Dataset records
============
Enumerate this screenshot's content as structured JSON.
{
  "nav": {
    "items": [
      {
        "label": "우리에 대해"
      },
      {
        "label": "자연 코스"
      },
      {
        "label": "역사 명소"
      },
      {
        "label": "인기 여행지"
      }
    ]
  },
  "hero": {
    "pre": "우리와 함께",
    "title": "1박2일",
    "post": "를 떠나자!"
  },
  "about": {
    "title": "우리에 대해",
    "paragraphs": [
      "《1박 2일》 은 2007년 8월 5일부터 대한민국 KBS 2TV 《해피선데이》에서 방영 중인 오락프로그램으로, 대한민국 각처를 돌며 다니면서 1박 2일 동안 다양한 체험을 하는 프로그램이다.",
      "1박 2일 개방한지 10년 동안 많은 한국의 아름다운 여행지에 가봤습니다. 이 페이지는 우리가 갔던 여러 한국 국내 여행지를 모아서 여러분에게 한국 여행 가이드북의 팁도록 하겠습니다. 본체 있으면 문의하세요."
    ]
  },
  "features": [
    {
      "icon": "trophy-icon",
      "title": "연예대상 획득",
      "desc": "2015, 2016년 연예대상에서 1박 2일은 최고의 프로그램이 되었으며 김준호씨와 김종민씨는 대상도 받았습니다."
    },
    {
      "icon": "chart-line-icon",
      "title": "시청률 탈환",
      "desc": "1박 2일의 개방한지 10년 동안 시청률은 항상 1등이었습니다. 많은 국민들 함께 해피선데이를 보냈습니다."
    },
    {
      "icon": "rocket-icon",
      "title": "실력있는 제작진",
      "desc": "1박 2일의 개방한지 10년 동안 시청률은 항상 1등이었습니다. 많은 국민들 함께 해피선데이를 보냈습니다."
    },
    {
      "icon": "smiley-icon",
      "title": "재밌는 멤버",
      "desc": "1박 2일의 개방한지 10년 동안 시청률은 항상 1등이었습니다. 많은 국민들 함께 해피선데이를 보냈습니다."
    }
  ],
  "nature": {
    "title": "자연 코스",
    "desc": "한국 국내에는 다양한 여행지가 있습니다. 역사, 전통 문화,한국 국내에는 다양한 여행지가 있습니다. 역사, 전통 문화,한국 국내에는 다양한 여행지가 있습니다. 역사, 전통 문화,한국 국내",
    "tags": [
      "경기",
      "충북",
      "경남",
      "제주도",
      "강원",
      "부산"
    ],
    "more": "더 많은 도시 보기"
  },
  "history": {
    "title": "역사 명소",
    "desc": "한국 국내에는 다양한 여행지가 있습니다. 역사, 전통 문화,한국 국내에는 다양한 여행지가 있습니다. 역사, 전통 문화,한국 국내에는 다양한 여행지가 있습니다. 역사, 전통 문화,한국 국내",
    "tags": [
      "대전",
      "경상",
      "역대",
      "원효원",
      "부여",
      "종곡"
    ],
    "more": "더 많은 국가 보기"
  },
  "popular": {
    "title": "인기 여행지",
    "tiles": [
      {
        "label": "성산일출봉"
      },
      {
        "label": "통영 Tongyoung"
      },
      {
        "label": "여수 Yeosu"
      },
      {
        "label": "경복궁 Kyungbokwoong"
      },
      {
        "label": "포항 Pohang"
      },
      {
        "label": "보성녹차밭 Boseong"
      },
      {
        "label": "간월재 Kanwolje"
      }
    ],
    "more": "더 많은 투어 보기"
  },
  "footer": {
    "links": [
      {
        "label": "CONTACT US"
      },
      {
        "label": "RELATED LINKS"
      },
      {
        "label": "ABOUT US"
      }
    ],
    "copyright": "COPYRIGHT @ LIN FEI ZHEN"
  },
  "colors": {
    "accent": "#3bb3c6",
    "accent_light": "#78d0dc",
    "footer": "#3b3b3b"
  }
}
============
Written instruction
For the data above, state how many lines contain "more"; the number is the whole answer.

Solution
3